## PROMPT 1
Transcribe the passage of the Anatoliy Petrov obituary starting at "EDIT 2023-12-01: added" and ending at "of this entry.".

## PASSAGE
EDIT 2023-12-01: added links for the people, films and series mentioned below (going either to animatsiya.net or animator.ru)
The following obituary was written by Georgiy Borodin, a foremost Russian animation historian, first posted online
here, and translated into English by myself. I have included some links to Anatoliy Petrov's films and filmography at the bottom of this entry.
On March 3, 2010, the life of
Anatoliy Alekseyevich Petrov came to an end.
Here was a person who was labeled a genius during his lifetime, who was linked to the future of our domestic animation, and of whom, to this day, few have heard.
While studying at animation courses, he was already creating scenes the level of which his classmates dreamed of reaching just one time. From the first years of his practice at the studio, the classical masters of animation invited Petrov into their groups, giving him priority over the most authoritative masters of the old generation. When he himself became a director, some colleagues were ready to "go all the way to the District Party Committee", in order to get themselves a place as animators in Petrov's group.
He managed scenes that required the most difficult perspective foreshortening, conquering any stylistic convention - from primitive "hieroglyphs" to ultra-realistic figures. He himself was drawn toward the latter. He was the rare animator who could solve acting problems that required not the grotesque, but heroism, or even pathos. He was a universalist who could do anything. His "heights" as an animator were scenes for Atamanov's "
The Bench" (the dance of the youths to the music of "The Beatles", scenes with the homeless man, and others), keyframes for Andrey Khrzhanovskiy's film "
There Lived Kozyavin", the role of the Ballerina in "
Ballerina On a Ship" and the grandpa in "
The Key" (both also directed by Atamanov), the most difficult acting scenes in Roman Davydov's "
Shareholders", in Vladimir Polkovnikov's "The King's Rabbits", in the films of
Boris Dyozhkin,
Fyodor Khitruk,
Boris Stepantsev,
Vitold Bordzilovskiy... And at the same time, Petrov could easily portray the quarrel of two dogs in Atamanov's "
The Fence" or virtuosically play the strongman who juggled weights in "
The Vacation of Bonifacius" (one of his best scenes, ruined after the transfer of the drawings into the technique of cutout animation).

## DATA EXTRACT
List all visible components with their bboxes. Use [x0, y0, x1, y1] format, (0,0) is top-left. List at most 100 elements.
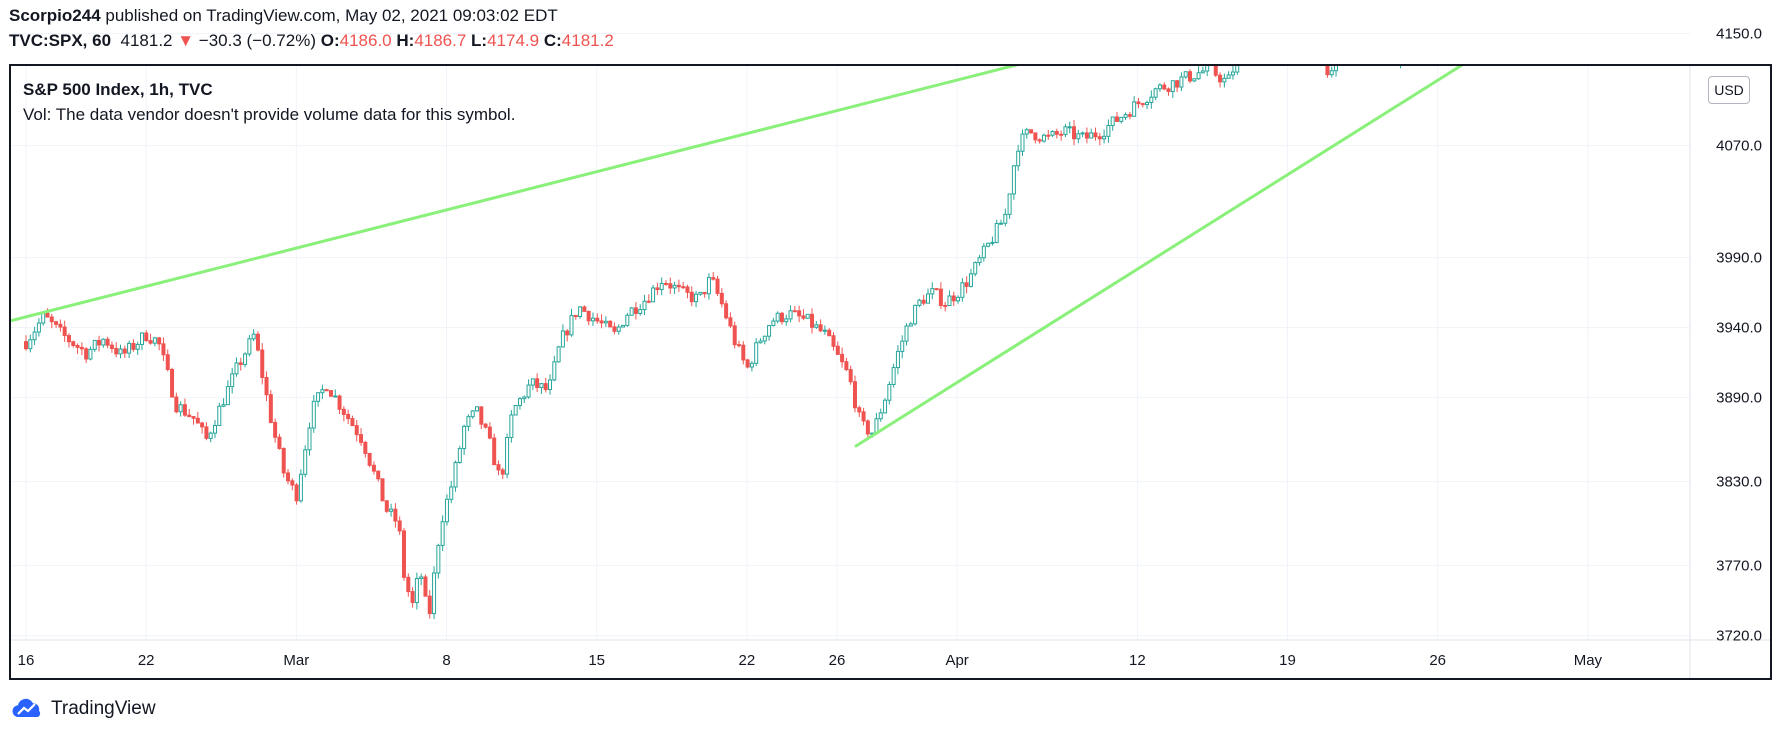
- candle-up: [1153, 88, 1158, 98]
- candle-down: [595, 317, 600, 322]
- candle-down: [427, 595, 432, 615]
- footer-brand[interactable]: TradingView: [9, 694, 156, 724]
- candle-up: [505, 436, 510, 475]
- candle-up: [1020, 133, 1025, 152]
- candle-down: [324, 389, 329, 392]
- candle-down: [633, 307, 638, 315]
- candle-down: [483, 423, 488, 428]
- candle-down: [711, 277, 716, 280]
- candle-down: [1210, 64, 1213, 65]
- candle-down: [1386, 32, 1389, 46]
- candle-up: [1222, 77, 1227, 83]
- candle-down: [1046, 134, 1051, 137]
- candle-up: [539, 383, 544, 389]
- candle-down: [286, 472, 291, 482]
- trendline-lower[interactable]: [854, 0, 1690, 448]
- candle-down: [1166, 88, 1171, 92]
- candle-up: [977, 257, 982, 264]
- candle-up: [638, 309, 643, 315]
- candle-up: [88, 348, 93, 360]
- candle-up: [672, 284, 677, 289]
- candle-down: [24, 341, 29, 350]
- candle-up: [1420, 16, 1423, 21]
- candle-down: [792, 310, 797, 313]
- candle-down: [865, 420, 870, 435]
- candle-up: [311, 400, 316, 429]
- candle-up: [878, 412, 883, 420]
- candle-up: [389, 508, 394, 512]
- candle-down: [423, 576, 428, 597]
- candle-up: [1226, 74, 1231, 79]
- candle-up: [1145, 102, 1150, 106]
- candle-down: [165, 354, 170, 370]
- candle-up: [1179, 76, 1184, 88]
- candle-up: [1123, 114, 1128, 118]
- price-axis-label: 3720.0: [1716, 628, 1762, 645]
- candle-up: [775, 312, 780, 322]
- candle-down: [1377, 19, 1380, 29]
- candle-down: [573, 314, 578, 317]
- candle-up: [208, 432, 213, 439]
- candle-down: [676, 284, 681, 288]
- author-name[interactable]: Scorpio244: [9, 6, 101, 25]
- time-axis-label: 12: [1129, 652, 1146, 669]
- candle-up: [1119, 116, 1124, 122]
- candle-up: [990, 241, 995, 244]
- candle-down: [599, 320, 604, 324]
- candle-down: [689, 291, 694, 303]
- currency-button[interactable]: USD: [1708, 76, 1750, 104]
- candle-up: [1050, 131, 1055, 136]
- candle-up: [590, 317, 595, 322]
- candle-down: [535, 378, 540, 389]
- candle-down: [363, 441, 368, 454]
- publish-date: published on TradingView.com, May 02, 20…: [100, 6, 558, 25]
- candle-down: [71, 341, 76, 347]
- price-axis-label: 4150.0: [1716, 26, 1762, 43]
- candle-down: [367, 452, 372, 466]
- candle-down: [715, 278, 720, 294]
- candle-down: [1114, 116, 1119, 122]
- candle-down: [1187, 71, 1192, 82]
- open-value: 4186.0: [339, 31, 392, 50]
- candle-up: [414, 578, 419, 604]
- candle-up: [616, 326, 621, 332]
- candle-down: [350, 418, 355, 427]
- candle-up: [470, 410, 475, 418]
- candle-up: [621, 324, 626, 328]
- candle-up: [900, 340, 905, 352]
- candle-up: [904, 325, 909, 342]
- candles-group: [11, 0, 1690, 620]
- candle-down: [685, 286, 690, 293]
- candle-up: [251, 333, 256, 340]
- candle-down: [810, 313, 815, 328]
- candle-up: [973, 262, 978, 275]
- candle-up: [956, 296, 961, 302]
- candle-up: [625, 314, 630, 326]
- candle-down: [114, 347, 119, 355]
- candle-down: [328, 390, 333, 397]
- candle-up: [895, 350, 900, 369]
- candle-up: [1240, 46, 1243, 56]
- candle-up: [960, 282, 965, 298]
- candle-down: [273, 421, 278, 438]
- candle-down: [1072, 126, 1077, 140]
- candle-down: [1382, 29, 1385, 32]
- candle-down: [84, 348, 89, 360]
- candle-down: [97, 339, 102, 346]
- candle-up: [1080, 132, 1085, 135]
- candle-up: [1365, 37, 1368, 45]
- price-axis-label: 3890.0: [1716, 390, 1762, 407]
- time-axis-label: 8: [442, 652, 450, 669]
- candle-up: [307, 427, 312, 451]
- candle-up: [1157, 84, 1162, 90]
- candle-down: [260, 349, 265, 378]
- candle-up: [320, 389, 325, 394]
- candle-down: [496, 464, 501, 471]
- candle-down: [105, 338, 110, 346]
- candle-down: [848, 369, 853, 383]
- candle-up: [1399, 61, 1402, 64]
- candle-down: [835, 345, 840, 355]
- trendline-upper[interactable]: [11, 0, 1690, 323]
- candle-down: [831, 335, 836, 347]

## PROMPT 2
Can you give the lines of the records as a JSON list of strings, one string per line and blank lines omitted, starting at the line that contains "- candle-up: [1153, 88, 1158, 98]" and ending at the line that contains "- candle-up: [1123, 114, 1128, 118]"?

## EXERCISE RESULT 1
EDIT 2023-12-01: added links for the people, films and series mentioned below (going either to animatsiya.net or animator.ru)
The following obituary was written by Georgiy Borodin, a foremost Russian animation historian, first posted online
here, and translated into English by myself. I have included some links to Anatoliy Petrov's films and filmography at the bottom of this entry.

## EXERCISE RESULT 2
[
  "- candle-up: [1153, 88, 1158, 98]",
  "- candle-down: [595, 317, 600, 322]",
  "- candle-down: [427, 595, 432, 615]",
  "- footer-brand[interactable]: TradingView: [9, 694, 156, 724]",
  "- candle-up: [505, 436, 510, 475]",
  "- candle-up: [1020, 133, 1025, 152]",
  "- candle-down: [324, 389, 329, 392]",
  "- candle-down: [633, 307, 638, 315]",
  "- candle-down: [483, 423, 488, 428]",
  "- candle-down: [711, 277, 716, 280]",
  "- candle-down: [1210, 64, 1213, 65]",
  "- candle-down: [1386, 32, 1389, 46]",
  "- candle-up: [1222, 77, 1227, 83]",
  "- candle-down: [1046, 134, 1051, 137]",
  "- candle-up: [539, 383, 544, 389]",
  "- candle-down: [286, 472, 291, 482]",
  "- trendline-lower[interactable]: [854, 0, 1690, 448]",
  "- candle-down: [1166, 88, 1171, 92]",
  "- candle-up: [977, 257, 982, 264]",
  "- candle-up: [638, 309, 643, 315]",
  "- candle-up: [88, 348, 93, 360]",
  "- candle-up: [672, 284, 677, 289]",
  "- candle-down: [24, 341, 29, 350]",
  "- candle-up: [1420, 16, 1423, 21]",
  "- candle-down: [792, 310, 797, 313]",
  "- candle-down: [865, 420, 870, 435]",
  "- candle-up: [311, 400, 316, 429]",
  "- candle-up: [878, 412, 883, 420]",
  "- candle-up: [389, 508, 394, 512]",
  "- candle-down: [423, 576, 428, 597]",
  "- candle-up: [1226, 74, 1231, 79]",
  "- candle-up: [1145, 102, 1150, 106]",
  "- candle-down: [165, 354, 170, 370]",
  "- candle-up: [1179, 76, 1184, 88]",
  "- candle-up: [1123, 114, 1128, 118]"
]